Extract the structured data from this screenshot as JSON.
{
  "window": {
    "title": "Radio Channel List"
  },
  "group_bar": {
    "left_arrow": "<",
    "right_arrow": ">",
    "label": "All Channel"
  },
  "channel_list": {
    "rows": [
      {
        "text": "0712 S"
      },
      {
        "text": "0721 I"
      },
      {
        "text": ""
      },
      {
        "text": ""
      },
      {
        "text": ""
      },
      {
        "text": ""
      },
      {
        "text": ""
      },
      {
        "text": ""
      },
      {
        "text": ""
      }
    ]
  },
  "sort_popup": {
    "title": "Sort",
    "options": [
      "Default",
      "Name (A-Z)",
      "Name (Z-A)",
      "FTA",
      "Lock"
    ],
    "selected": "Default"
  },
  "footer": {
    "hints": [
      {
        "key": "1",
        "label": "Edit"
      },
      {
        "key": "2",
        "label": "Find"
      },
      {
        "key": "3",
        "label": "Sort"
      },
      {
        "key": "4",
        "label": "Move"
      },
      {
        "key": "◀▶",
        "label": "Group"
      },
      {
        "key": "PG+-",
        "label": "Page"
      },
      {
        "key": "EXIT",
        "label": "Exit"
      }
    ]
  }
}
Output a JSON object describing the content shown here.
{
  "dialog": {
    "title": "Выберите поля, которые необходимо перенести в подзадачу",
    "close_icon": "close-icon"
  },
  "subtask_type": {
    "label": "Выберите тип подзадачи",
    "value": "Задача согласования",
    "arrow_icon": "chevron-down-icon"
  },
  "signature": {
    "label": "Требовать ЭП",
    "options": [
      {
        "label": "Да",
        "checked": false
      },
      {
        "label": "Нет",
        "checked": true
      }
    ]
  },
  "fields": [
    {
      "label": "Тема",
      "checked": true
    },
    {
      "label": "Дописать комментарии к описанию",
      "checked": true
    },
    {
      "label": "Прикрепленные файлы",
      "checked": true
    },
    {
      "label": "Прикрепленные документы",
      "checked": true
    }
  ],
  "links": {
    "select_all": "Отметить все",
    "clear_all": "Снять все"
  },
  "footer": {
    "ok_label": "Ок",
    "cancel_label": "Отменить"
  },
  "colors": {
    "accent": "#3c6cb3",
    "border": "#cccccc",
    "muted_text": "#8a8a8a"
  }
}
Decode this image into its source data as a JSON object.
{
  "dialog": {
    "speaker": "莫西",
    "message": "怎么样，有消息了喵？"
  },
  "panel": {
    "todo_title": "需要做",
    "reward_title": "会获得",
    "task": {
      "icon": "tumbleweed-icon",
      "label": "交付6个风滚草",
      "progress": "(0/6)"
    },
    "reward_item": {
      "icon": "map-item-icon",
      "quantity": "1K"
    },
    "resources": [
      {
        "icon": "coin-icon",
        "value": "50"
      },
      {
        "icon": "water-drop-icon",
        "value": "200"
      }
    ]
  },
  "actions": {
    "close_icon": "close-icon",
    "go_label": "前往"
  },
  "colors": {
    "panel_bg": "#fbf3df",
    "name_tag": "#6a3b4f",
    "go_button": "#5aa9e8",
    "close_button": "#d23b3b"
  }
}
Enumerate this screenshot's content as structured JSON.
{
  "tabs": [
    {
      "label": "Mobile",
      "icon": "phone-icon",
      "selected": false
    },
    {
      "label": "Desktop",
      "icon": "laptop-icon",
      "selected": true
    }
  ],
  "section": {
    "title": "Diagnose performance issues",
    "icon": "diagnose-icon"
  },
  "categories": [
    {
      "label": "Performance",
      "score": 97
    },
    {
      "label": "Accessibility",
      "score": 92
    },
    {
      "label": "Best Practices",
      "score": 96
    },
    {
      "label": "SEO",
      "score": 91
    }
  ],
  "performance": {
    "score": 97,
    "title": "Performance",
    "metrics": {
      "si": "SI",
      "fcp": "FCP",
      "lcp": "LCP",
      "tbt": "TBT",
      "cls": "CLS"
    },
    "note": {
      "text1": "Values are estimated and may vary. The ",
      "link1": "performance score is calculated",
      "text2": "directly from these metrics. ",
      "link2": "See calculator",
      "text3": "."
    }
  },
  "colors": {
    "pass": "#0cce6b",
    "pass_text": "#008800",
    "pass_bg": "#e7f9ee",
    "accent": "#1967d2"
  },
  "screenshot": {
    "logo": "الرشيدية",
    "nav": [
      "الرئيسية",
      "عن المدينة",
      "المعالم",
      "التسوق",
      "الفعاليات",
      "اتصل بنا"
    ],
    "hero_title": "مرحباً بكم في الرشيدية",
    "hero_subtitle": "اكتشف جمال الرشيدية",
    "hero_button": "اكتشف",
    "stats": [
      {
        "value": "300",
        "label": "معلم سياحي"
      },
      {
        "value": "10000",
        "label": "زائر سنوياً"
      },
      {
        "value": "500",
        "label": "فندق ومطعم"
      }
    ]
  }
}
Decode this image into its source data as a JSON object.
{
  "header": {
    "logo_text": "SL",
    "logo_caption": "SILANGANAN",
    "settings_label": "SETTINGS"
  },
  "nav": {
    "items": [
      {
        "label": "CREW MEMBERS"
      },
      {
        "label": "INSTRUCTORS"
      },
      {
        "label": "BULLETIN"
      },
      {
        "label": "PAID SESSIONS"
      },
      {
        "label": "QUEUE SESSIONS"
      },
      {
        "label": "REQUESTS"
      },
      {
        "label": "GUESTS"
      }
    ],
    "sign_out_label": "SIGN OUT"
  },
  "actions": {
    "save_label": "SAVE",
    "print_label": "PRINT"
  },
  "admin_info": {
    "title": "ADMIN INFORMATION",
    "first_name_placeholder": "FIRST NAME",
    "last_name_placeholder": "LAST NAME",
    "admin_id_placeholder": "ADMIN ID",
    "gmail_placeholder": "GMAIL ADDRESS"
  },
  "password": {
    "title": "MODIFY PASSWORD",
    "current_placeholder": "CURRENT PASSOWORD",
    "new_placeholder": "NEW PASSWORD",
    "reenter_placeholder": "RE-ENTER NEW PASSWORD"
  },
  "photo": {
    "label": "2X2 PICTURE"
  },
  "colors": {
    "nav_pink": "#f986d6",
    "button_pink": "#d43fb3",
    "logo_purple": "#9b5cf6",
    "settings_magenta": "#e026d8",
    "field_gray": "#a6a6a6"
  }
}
- - -
* Task objective:
The records above are to be repeated exactly, in their entirety.

* The output:
Extract the structured data from this screenshot as JSON.
{
  "window": {
    "title": "Radio Channel List"
  },
  "group_bar": {
    "left_arrow": "<",
    "right_arrow": ">",
    "label": "All Channel"
  },
  "channel_list": {
    "rows": [
      {
        "text": "0712 S"
      },
      {
        "text": "0721 I"
      },
      {
        "text": ""
      },
      {
        "text": ""
      },
      {
        "text": ""
      },
      {
        "text": ""
      },
      {
        "text": ""
      },
      {
        "text": ""
      },
      {
        "text": ""
      }
    ]
  },
  "sort_popup": {
    "title": "Sort",
    "options": [
      "Default",
      "Name (A-Z)",
      "Name (Z-A)",
      "FTA",
      "Lock"
    ],
    "selected": "Default"
  },
  "footer": {
    "hints": [
      {
        "key": "1",
        "label": "Edit"
      },
      {
        "key": "2",
        "label": "Find"
      },
      {
        "key": "3",
        "label": "Sort"
      },
      {
        "key": "4",
        "label": "Move"
      },
      {
        "key": "◀▶",
        "label": "Group"
      },
      {
        "key": "PG+-",
        "label": "Page"
      },
      {
        "key": "EXIT",
        "label": "Exit"
      }
    ]
  }
}
Output a JSON object describing the content shown here.
{
  "dialog": {
    "title": "Выберите поля, которые необходимо перенести в подзадачу",
    "close_icon": "close-icon"
  },
  "subtask_type": {
    "label": "Выберите тип подзадачи",
    "value": "Задача согласования",
    "arrow_icon": "chevron-down-icon"
  },
  "signature": {
    "label": "Требовать ЭП",
    "options": [
      {
        "label": "Да",
        "checked": false
      },
      {
        "label": "Нет",
        "checked": true
      }
    ]
  },
  "fields": [
    {
      "label": "Тема",
      "checked": true
    },
    {
      "label": "Дописать комментарии к описанию",
      "checked": true
    },
    {
      "label": "Прикрепленные файлы",
      "checked": true
    },
    {
      "label": "Прикрепленные документы",
      "checked": true
    }
  ],
  "links": {
    "select_all": "Отметить все",
    "clear_all": "Снять все"
  },
  "footer": {
    "ok_label": "Ок",
    "cancel_label": "Отменить"
  },
  "colors": {
    "accent": "#3c6cb3",
    "border": "#cccccc",
    "muted_text": "#8a8a8a"
  }
}
Decode this image into its source data as a JSON object.
{
  "dialog": {
    "speaker": "莫西",
    "message": "怎么样，有消息了喵？"
  },
  "panel": {
    "todo_title": "需要做",
    "reward_title": "会获得",
    "task": {
      "icon": "tumbleweed-icon",
      "label": "交付6个风滚草",
      "progress": "(0/6)"
    },
    "reward_item": {
      "icon": "map-item-icon",
      "quantity": "1K"
    },
    "resources": [
      {
        "icon": "coin-icon",
        "value": "50"
      },
      {
        "icon": "water-drop-icon",
        "value": "200"
      }
    ]
  },
  "actions": {
    "close_icon": "close-icon",
    "go_label": "前往"
  },
  "colors": {
    "panel_bg": "#fbf3df",
    "name_tag": "#6a3b4f",
    "go_button": "#5aa9e8",
    "close_button": "#d23b3b"
  }
}
Enumerate this screenshot's content as structured JSON.
{
  "tabs": [
    {
      "label": "Mobile",
      "icon": "phone-icon",
      "selected": false
    },
    {
      "label": "Desktop",
      "icon": "laptop-icon",
      "selected": true
    }
  ],
  "section": {
    "title": "Diagnose performance issues",
    "icon": "diagnose-icon"
  },
  "categories": [
    {
      "label": "Performance",
      "score": 97
    },
    {
      "label": "Accessibility",
      "score": 92
    },
    {
      "label": "Best Practices",
      "score": 96
    },
    {
      "label": "SEO",
      "score": 91
    }
  ],
  "performance": {
    "score": 97,
    "title": "Performance",
    "metrics": {
      "si": "SI",
      "fcp": "FCP",
      "lcp": "LCP",
      "tbt": "TBT",
      "cls": "CLS"
    },
    "note": {
      "text1": "Values are estimated and may vary. The ",
      "link1": "performance score is calculated",
      "text2": "directly from these metrics. ",
      "link2": "See calculator",
      "text3": "."
    }
  },
  "colors": {
    "pass": "#0cce6b",
    "pass_text": "#008800",
    "pass_bg": "#e7f9ee",
    "accent": "#1967d2"
  },
  "screenshot": {
    "logo": "الرشيدية",
    "nav": [
      "الرئيسية",
      "عن المدينة",
      "المعالم",
      "التسوق",
      "الفعاليات",
      "اتصل بنا"
    ],
    "hero_title": "مرحباً بكم في الرشيدية",
    "hero_subtitle": "اكتشف جمال الرشيدية",
    "hero_button": "اكتشف",
    "stats": [
      {
        "value": "300",
        "label": "معلم سياحي"
      },
      {
        "value": "10000",
        "label": "زائر سنوياً"
      },
      {
        "value": "500",
        "label": "فندق ومطعم"
      }
    ]
  }
}
Decode this image into its source data as a JSON object.
{
  "header": {
    "logo_text": "SL",
    "logo_caption": "SILANGANAN",
    "settings_label": "SETTINGS"
  },
  "nav": {
    "items": [
      {
        "label": "CREW MEMBERS"
      },
      {
        "label": "INSTRUCTORS"
      },
      {
        "label": "BULLETIN"
      },
      {
        "label": "PAID SESSIONS"
      },
      {
        "label": "QUEUE SESSIONS"
      },
      {
        "label": "REQUESTS"
      },
      {
        "label": "GUESTS"
      }
    ],
    "sign_out_label": "SIGN OUT"
  },
  "actions": {
    "save_label": "SAVE",
    "print_label": "PRINT"
  },
  "admin_info": {
    "title": "ADMIN INFORMATION",
    "first_name_placeholder": "FIRST NAME",
    "last_name_placeholder": "LAST NAME",
    "admin_id_placeholder": "ADMIN ID",
    "gmail_placeholder": "GMAIL ADDRESS"
  },
  "password": {
    "title": "MODIFY PASSWORD",
    "current_placeholder": "CURRENT PASSOWORD",
    "new_placeholder": "NEW PASSWORD",
    "reenter_placeholder": "RE-ENTER NEW PASSWORD"
  },
  "photo": {
    "label": "2X2 PICTURE"
  },
  "colors": {
    "nav_pink": "#f986d6",
    "button_pink": "#d43fb3",
    "logo_purple": "#9b5cf6",
    "settings_magenta": "#e026d8",
    "field_gray": "#a6a6a6"
  }
}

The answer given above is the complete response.